━━━━━ Records shown
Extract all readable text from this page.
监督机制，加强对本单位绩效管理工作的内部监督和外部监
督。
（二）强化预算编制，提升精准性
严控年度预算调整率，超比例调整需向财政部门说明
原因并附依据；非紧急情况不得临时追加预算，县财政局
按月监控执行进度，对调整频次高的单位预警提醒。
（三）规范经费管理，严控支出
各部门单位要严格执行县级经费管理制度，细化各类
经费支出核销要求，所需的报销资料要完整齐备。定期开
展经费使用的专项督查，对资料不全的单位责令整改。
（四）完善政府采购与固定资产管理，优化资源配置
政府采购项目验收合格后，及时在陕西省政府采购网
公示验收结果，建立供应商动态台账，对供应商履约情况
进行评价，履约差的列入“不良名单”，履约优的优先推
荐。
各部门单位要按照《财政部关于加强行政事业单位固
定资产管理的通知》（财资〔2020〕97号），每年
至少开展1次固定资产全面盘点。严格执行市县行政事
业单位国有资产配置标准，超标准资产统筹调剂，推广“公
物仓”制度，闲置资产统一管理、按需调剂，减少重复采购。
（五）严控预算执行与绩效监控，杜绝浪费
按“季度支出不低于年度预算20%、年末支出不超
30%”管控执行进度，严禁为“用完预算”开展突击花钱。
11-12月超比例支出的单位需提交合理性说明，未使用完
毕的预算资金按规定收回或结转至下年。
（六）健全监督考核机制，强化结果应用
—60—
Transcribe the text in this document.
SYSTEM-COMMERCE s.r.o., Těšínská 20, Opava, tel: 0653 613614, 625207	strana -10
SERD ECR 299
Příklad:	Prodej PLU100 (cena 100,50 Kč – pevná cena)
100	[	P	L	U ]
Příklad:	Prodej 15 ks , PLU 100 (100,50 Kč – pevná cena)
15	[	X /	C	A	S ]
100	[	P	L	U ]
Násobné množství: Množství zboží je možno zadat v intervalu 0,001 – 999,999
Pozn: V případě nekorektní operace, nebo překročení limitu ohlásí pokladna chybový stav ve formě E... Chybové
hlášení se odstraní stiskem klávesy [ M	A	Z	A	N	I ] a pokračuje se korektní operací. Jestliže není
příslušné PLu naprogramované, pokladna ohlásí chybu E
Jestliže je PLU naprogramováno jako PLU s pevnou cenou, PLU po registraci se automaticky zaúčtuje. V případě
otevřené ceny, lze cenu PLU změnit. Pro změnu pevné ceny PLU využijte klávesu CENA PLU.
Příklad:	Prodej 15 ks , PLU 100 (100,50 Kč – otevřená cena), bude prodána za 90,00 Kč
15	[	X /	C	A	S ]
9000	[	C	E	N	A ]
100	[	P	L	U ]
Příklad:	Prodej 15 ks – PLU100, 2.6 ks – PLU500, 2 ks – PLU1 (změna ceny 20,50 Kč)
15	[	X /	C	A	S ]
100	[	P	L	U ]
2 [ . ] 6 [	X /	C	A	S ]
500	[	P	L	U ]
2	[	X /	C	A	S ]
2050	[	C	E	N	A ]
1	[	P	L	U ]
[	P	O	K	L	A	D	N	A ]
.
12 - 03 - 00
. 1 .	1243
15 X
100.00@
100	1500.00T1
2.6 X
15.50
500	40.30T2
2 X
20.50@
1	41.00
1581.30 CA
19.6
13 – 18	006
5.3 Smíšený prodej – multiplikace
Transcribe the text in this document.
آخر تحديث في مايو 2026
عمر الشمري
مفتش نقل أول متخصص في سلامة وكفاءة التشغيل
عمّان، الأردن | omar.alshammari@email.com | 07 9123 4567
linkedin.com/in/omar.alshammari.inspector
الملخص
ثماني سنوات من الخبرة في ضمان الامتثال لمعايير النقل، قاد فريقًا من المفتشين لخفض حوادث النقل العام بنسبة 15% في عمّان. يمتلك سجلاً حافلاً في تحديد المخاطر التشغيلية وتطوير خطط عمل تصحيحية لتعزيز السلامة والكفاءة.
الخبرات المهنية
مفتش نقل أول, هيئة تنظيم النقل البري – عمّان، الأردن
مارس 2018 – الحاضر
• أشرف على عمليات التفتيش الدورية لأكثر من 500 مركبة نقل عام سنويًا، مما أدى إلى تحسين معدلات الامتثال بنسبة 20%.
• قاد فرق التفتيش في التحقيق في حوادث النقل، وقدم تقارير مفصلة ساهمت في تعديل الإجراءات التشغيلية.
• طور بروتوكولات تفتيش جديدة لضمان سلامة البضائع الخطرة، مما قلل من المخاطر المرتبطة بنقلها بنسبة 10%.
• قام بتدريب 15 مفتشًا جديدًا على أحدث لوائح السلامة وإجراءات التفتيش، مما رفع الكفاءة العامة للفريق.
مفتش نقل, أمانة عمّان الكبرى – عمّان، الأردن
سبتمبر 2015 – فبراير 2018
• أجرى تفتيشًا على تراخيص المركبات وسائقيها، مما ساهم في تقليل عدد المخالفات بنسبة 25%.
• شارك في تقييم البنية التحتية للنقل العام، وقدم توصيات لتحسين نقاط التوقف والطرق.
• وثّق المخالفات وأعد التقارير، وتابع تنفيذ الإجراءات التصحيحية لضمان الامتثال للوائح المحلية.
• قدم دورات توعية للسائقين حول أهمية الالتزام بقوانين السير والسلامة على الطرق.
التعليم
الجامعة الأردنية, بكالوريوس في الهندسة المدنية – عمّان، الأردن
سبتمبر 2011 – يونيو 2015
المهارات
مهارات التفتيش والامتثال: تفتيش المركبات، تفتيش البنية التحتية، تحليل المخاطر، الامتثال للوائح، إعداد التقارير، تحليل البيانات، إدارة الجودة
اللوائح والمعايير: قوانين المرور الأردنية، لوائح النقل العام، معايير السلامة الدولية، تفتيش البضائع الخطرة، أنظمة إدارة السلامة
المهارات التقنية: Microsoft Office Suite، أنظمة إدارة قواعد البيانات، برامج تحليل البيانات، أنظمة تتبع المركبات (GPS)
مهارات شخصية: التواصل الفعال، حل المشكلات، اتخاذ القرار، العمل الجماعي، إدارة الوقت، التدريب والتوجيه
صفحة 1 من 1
━━━━━━━━━━
▶ _Stated exercise_
Reproduce all the data word for word.

▶ _Complete response_
Extract all readable text from this page.
监督机制，加强对本单位绩效管理工作的内部监督和外部监
督。
（二）强化预算编制，提升精准性
严控年度预算调整率，超比例调整需向财政部门说明
原因并附依据；非紧急情况不得临时追加预算，县财政局
按月监控执行进度，对调整频次高的单位预警提醒。
（三）规范经费管理，严控支出
各部门单位要严格执行县级经费管理制度，细化各类
经费支出核销要求，所需的报销资料要完整齐备。定期开
展经费使用的专项督查，对资料不全的单位责令整改。
（四）完善政府采购与固定资产管理，优化资源配置
政府采购项目验收合格后，及时在陕西省政府采购网
公示验收结果，建立供应商动态台账，对供应商履约情况
进行评价，履约差的列入“不良名单”，履约优的优先推
荐。
各部门单位要按照《财政部关于加强行政事业单位固
定资产管理的通知》（财资〔2020〕97号），每年
至少开展1次固定资产全面盘点。严格执行市县行政事
业单位国有资产配置标准，超标准资产统筹调剂，推广“公
物仓”制度，闲置资产统一管理、按需调剂，减少重复采购。
（五）严控预算执行与绩效监控，杜绝浪费
按“季度支出不低于年度预算20%、年末支出不超
30%”管控执行进度，严禁为“用完预算”开展突击花钱。
11-12月超比例支出的单位需提交合理性说明，未使用完
毕的预算资金按规定收回或结转至下年。
（六）健全监督考核机制，强化结果应用
—60—
Transcribe the text in this document.
SYSTEM-COMMERCE s.r.o., Těšínská 20, Opava, tel: 0653 613614, 625207	strana -10
SERD ECR 299
Příklad:	Prodej PLU100 (cena 100,50 Kč – pevná cena)
100	[	P	L	U ]
Příklad:	Prodej 15 ks , PLU 100 (100,50 Kč – pevná cena)
15	[	X /	C	A	S ]
100	[	P	L	U ]
Násobné množství: Množství zboží je možno zadat v intervalu 0,001 – 999,999
Pozn: V případě nekorektní operace, nebo překročení limitu ohlásí pokladna chybový stav ve formě E... Chybové
hlášení se odstraní stiskem klávesy [ M	A	Z	A	N	I ] a pokračuje se korektní operací. Jestliže není
příslušné PLu naprogramované, pokladna ohlásí chybu E
Jestliže je PLU naprogramováno jako PLU s pevnou cenou, PLU po registraci se automaticky zaúčtuje. V případě
otevřené ceny, lze cenu PLU změnit. Pro změnu pevné ceny PLU využijte klávesu CENA PLU.
Příklad:	Prodej 15 ks , PLU 100 (100,50 Kč – otevřená cena), bude prodána za 90,00 Kč
15	[	X /	C	A	S ]
9000	[	C	E	N	A ]
100	[	P	L	U ]
Příklad:	Prodej 15 ks – PLU100, 2.6 ks – PLU500, 2 ks – PLU1 (změna ceny 20,50 Kč)
15	[	X /	C	A	S ]
100	[	P	L	U ]
2 [ . ] 6 [	X /	C	A	S ]
500	[	P	L	U ]
2	[	X /	C	A	S ]
2050	[	C	E	N	A ]
1	[	P	L	U ]
[	P	O	K	L	A	D	N	A ]
.
12 - 03 - 00
. 1 .	1243
15 X
100.00@
100	1500.00T1
2.6 X
15.50
500	40.30T2
2 X
20.50@
1	41.00
1581.30 CA
19.6
13 – 18	006
5.3 Smíšený prodej – multiplikace
Transcribe the text in this document.
آخر تحديث في مايو 2026
عمر الشمري
مفتش نقل أول متخصص في سلامة وكفاءة التشغيل
عمّان، الأردن | omar.alshammari@email.com | 07 9123 4567
linkedin.com/in/omar.alshammari.inspector
الملخص
ثماني سنوات من الخبرة في ضمان الامتثال لمعايير النقل، قاد فريقًا من المفتشين لخفض حوادث النقل العام بنسبة 15% في عمّان. يمتلك سجلاً حافلاً في تحديد المخاطر التشغيلية وتطوير خطط عمل تصحيحية لتعزيز السلامة والكفاءة.
الخبرات المهنية
مفتش نقل أول, هيئة تنظيم النقل البري – عمّان، الأردن
مارس 2018 – الحاضر
• أشرف على عمليات التفتيش الدورية لأكثر من 500 مركبة نقل عام سنويًا، مما أدى إلى تحسين معدلات الامتثال بنسبة 20%.
• قاد فرق التفتيش في التحقيق في حوادث النقل، وقدم تقارير مفصلة ساهمت في تعديل الإجراءات التشغيلية.
• طور بروتوكولات تفتيش جديدة لضمان سلامة البضائع الخطرة، مما قلل من المخاطر المرتبطة بنقلها بنسبة 10%.
• قام بتدريب 15 مفتشًا جديدًا على أحدث لوائح السلامة وإجراءات التفتيش، مما رفع الكفاءة العامة للفريق.
مفتش نقل, أمانة عمّان الكبرى – عمّان، الأردن
سبتمبر 2015 – فبراير 2018
• أجرى تفتيشًا على تراخيص المركبات وسائقيها، مما ساهم في تقليل عدد المخالفات بنسبة 25%.
• شارك في تقييم البنية التحتية للنقل العام، وقدم توصيات لتحسين نقاط التوقف والطرق.
• وثّق المخالفات وأعد التقارير، وتابع تنفيذ الإجراءات التصحيحية لضمان الامتثال للوائح المحلية.
• قدم دورات توعية للسائقين حول أهمية الالتزام بقوانين السير والسلامة على الطرق.
التعليم
الجامعة الأردنية, بكالوريوس في الهندسة المدنية – عمّان، الأردن
سبتمبر 2011 – يونيو 2015
المهارات
مهارات التفتيش والامتثال: تفتيش المركبات، تفتيش البنية التحتية، تحليل المخاطر، الامتثال للوائح، إعداد التقارير، تحليل البيانات، إدارة الجودة
اللوائح والمعايير: قوانين المرور الأردنية، لوائح النقل العام، معايير السلامة الدولية، تفتيش البضائع الخطرة، أنظمة إدارة السلامة
المهارات التقنية: Microsoft Office Suite، أنظمة إدارة قواعد البيانات، برامج تحليل البيانات، أنظمة تتبع المركبات (GPS)
مهارات شخصية: التواصل الفعال، حل المشكلات، اتخاذ القرار، العمل الجماعي، إدارة الوقت، التدريب والتوجيه
صفحة 1 من 1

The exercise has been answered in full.